▸ ITEMS:

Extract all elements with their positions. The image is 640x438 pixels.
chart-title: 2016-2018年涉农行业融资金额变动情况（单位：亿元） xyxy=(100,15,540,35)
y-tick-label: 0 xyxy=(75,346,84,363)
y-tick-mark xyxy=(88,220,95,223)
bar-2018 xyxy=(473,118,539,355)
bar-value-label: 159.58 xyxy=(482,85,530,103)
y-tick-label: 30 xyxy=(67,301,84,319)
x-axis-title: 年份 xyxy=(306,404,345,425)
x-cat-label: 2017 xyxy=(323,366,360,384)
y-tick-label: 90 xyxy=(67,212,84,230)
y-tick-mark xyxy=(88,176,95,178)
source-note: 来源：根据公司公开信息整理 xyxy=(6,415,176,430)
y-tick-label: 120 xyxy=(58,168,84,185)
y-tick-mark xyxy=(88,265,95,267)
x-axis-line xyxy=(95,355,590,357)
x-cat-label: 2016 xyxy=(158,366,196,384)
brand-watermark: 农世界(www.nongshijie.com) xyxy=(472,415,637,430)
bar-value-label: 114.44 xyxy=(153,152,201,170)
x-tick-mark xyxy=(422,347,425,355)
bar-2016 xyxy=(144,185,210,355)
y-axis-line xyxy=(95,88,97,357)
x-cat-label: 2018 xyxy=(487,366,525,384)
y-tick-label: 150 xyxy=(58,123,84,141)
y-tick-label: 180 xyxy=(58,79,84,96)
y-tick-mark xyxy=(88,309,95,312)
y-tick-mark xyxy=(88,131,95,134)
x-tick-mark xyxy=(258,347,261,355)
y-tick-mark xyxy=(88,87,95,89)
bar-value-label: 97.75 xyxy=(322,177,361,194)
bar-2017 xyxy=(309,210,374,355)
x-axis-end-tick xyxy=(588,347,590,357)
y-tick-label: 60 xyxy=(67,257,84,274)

▸ WHAT YOU ARE ASKED TO DO:
Copy every one of the lines above word for word, without changing anything.

▸ SOLVED EXERCISE:
Extract all elements with their positions. The image is 640x438 pixels.
chart-title: 2016-2018年涉农行业融资金额变动情况（单位：亿元） xyxy=(100,15,540,35)
y-tick-label: 0 xyxy=(75,346,84,363)
y-tick-mark xyxy=(88,220,95,223)
bar-2018 xyxy=(473,118,539,355)
bar-value-label: 159.58 xyxy=(482,85,530,103)
y-tick-label: 30 xyxy=(67,301,84,319)
x-axis-title: 年份 xyxy=(306,404,345,425)
x-cat-label: 2017 xyxy=(323,366,360,384)
y-tick-label: 90 xyxy=(67,212,84,230)
y-tick-mark xyxy=(88,176,95,178)
source-note: 来源：根据公司公开信息整理 xyxy=(6,415,176,430)
y-tick-label: 120 xyxy=(58,168,84,185)
y-tick-mark xyxy=(88,265,95,267)
x-axis-line xyxy=(95,355,590,357)
x-cat-label: 2016 xyxy=(158,366,196,384)
brand-watermark: 农世界(www.nongshijie.com) xyxy=(472,415,637,430)
bar-value-label: 114.44 xyxy=(153,152,201,170)
x-tick-mark xyxy=(422,347,425,355)
bar-2016 xyxy=(144,185,210,355)
y-axis-line xyxy=(95,88,97,357)
x-cat-label: 2018 xyxy=(487,366,525,384)
y-tick-label: 150 xyxy=(58,123,84,141)
y-tick-label: 180 xyxy=(58,79,84,96)
y-tick-mark xyxy=(88,309,95,312)
y-tick-mark xyxy=(88,131,95,134)
x-tick-mark xyxy=(258,347,261,355)
y-tick-mark xyxy=(88,87,95,89)
bar-value-label: 97.75 xyxy=(322,177,361,194)
bar-2017 xyxy=(309,210,374,355)
x-axis-end-tick xyxy=(588,347,590,357)
y-tick-label: 60 xyxy=(67,257,84,274)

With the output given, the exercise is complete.